What the task asks - Pull every line holding the string "coming" from the records below.

━━━━

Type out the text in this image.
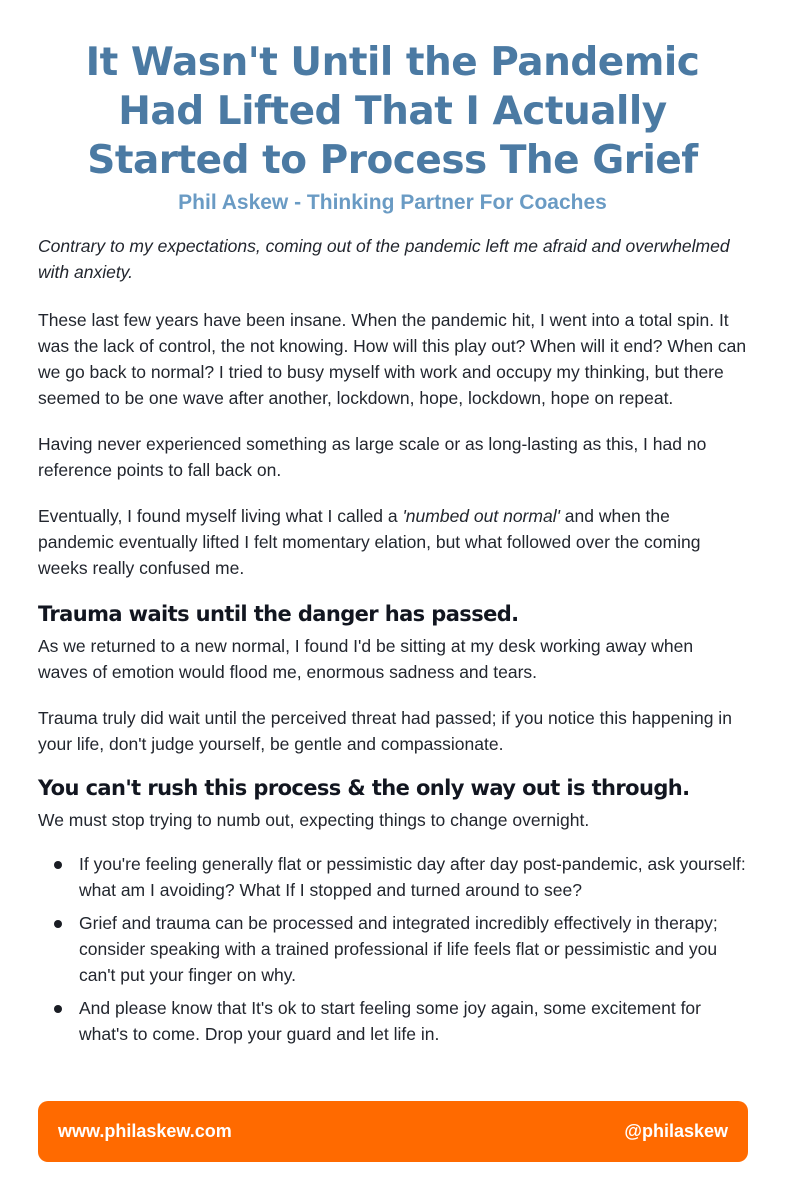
It Wasn't Until the Pandemic Had Lifted That I Actually Started to Process The Grief
Phil Askew - Thinking Partner For Coaches

Contrary to my expectations, coming out of the pandemic left me afraid and overwhelmed with anxiety.

These last few years have been insane. When the pandemic hit, I went into a total spin. It was the lack of control, the not knowing. How will this play out? When will it end? When can we go back to normal? I tried to busy myself with work and occupy my thinking, but there seemed to be one wave after another, lockdown, hope, lockdown, hope on repeat.

Having never experienced something as large scale or as long-lasting as this, I had no reference points to fall back on.

Eventually, I found myself living what I called a 'numbed out normal' and when the pandemic eventually lifted I felt momentary elation, but what followed over the coming weeks really confused me.

Trauma waits until the danger has passed.

As we returned to a new normal, I found I'd be sitting at my desk working away when waves of emotion would flood me, enormous sadness and tears.

Trauma truly did wait until the perceived threat had passed; if you notice this happening in your life, don't judge yourself, be gentle and compassionate.

You can't rush this process & the only way out is through.

We must stop trying to numb out, expecting things to change overnight.

If you're feeling generally flat or pessimistic day after day post-pandemic, ask yourself: what am I avoiding? What If I stopped and turned around to see?
Grief and trauma can be processed and integrated incredibly effectively in therapy; consider speaking with a trained professional if life feels flat or pessimistic and you can't put your finger on why.
And please know that It's ok to start feeling some joy again, some excitement for what's to come. Drop your guard and let life in.
www.philaskew.com	@philaskew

━━━━

Expected output -
Contrary to my expectations, coming out of the pandemic left me afraid and overwhelmed with anxiety.
Eventually, I found myself living what I called a 'numbed out normal' and when the pandemic eventually lifted I felt momentary elation, but what followed over the coming weeks really confused me.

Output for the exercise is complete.